* begin Records for this task *
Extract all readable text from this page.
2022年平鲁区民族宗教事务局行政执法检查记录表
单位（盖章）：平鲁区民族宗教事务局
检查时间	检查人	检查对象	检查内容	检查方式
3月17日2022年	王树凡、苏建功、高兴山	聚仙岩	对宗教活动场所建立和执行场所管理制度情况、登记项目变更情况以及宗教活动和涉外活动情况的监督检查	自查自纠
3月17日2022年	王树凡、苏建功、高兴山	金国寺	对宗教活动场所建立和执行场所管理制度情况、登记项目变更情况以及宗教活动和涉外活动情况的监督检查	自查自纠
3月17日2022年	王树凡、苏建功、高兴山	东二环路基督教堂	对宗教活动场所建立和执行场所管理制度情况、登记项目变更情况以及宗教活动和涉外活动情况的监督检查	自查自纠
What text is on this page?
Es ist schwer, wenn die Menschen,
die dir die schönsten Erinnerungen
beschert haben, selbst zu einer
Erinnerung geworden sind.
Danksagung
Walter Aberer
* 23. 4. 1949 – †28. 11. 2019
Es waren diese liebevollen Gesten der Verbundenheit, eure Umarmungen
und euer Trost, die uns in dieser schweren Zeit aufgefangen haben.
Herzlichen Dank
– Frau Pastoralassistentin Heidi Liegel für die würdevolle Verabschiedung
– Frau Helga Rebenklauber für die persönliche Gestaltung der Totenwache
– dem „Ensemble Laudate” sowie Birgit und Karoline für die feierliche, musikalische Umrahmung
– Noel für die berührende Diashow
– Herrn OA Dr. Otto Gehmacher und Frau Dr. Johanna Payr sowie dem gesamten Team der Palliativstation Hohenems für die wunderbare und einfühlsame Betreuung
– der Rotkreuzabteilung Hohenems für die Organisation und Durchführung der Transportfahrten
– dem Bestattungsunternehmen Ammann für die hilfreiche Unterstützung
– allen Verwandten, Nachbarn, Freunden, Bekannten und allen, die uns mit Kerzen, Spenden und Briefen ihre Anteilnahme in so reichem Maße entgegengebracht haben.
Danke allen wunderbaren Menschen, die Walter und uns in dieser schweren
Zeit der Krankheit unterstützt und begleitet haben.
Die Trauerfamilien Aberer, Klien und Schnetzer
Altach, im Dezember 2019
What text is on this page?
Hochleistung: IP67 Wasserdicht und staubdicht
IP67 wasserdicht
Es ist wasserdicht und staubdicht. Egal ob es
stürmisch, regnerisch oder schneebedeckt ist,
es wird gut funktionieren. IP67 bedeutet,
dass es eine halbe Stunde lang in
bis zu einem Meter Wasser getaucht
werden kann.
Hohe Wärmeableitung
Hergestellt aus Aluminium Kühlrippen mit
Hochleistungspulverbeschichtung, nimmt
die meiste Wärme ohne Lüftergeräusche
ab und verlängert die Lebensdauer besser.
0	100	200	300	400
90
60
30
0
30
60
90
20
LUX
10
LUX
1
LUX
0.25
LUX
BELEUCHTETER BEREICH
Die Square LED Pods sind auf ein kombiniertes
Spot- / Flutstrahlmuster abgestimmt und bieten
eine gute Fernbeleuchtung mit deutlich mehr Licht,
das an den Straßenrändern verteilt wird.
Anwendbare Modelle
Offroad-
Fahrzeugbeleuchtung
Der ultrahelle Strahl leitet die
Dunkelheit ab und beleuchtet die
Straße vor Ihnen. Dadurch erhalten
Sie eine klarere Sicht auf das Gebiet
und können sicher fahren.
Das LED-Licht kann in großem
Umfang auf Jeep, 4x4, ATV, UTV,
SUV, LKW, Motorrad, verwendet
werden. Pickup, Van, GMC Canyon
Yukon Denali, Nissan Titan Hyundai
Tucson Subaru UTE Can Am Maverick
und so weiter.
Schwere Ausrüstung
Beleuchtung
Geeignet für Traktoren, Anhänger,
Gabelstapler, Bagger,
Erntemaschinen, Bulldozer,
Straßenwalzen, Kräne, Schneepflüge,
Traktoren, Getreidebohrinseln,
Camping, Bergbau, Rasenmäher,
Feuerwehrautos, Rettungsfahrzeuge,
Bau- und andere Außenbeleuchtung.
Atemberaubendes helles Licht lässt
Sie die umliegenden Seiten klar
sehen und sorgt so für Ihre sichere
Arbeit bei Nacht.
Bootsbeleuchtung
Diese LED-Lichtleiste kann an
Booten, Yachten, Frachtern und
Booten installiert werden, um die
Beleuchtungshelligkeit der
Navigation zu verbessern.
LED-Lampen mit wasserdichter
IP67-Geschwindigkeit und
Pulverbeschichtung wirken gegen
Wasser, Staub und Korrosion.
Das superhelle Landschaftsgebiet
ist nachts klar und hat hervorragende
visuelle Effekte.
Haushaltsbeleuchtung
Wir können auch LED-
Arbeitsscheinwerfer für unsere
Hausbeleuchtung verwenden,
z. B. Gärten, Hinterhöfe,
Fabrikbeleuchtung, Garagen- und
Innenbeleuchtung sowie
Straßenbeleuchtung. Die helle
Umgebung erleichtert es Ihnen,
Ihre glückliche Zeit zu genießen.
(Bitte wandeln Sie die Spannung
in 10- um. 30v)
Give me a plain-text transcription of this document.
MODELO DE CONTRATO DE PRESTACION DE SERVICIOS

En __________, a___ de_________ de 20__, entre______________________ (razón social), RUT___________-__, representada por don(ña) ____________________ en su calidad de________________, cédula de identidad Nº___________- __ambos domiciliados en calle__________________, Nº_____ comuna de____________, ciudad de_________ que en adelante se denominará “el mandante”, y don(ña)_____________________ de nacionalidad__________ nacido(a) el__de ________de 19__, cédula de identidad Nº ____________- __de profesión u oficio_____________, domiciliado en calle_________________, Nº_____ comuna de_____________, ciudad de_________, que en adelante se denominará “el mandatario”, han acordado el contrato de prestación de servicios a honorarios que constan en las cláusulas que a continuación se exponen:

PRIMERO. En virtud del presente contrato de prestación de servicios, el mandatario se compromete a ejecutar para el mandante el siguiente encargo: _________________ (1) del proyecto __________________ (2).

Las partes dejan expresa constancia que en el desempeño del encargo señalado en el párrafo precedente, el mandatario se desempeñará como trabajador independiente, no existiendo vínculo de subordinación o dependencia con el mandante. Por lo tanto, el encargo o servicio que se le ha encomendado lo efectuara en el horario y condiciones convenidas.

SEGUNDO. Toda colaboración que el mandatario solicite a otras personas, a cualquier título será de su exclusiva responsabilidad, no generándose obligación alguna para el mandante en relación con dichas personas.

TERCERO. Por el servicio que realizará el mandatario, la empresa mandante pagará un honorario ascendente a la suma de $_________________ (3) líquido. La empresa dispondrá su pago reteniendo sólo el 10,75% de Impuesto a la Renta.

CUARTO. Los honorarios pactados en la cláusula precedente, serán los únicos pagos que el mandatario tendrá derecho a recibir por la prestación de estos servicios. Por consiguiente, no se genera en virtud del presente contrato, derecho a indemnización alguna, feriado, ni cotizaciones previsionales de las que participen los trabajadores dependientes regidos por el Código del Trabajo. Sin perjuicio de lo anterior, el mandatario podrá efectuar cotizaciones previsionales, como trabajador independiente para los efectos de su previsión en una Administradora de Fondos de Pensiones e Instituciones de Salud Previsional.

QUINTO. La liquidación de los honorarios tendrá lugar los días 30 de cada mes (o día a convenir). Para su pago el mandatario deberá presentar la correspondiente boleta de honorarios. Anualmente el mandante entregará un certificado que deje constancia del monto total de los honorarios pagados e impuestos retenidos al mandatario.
* end Records for this task *
**Directions**
In the records above, how many lines contain the string "presente"? State that number only.

**Answer to this exercise**
2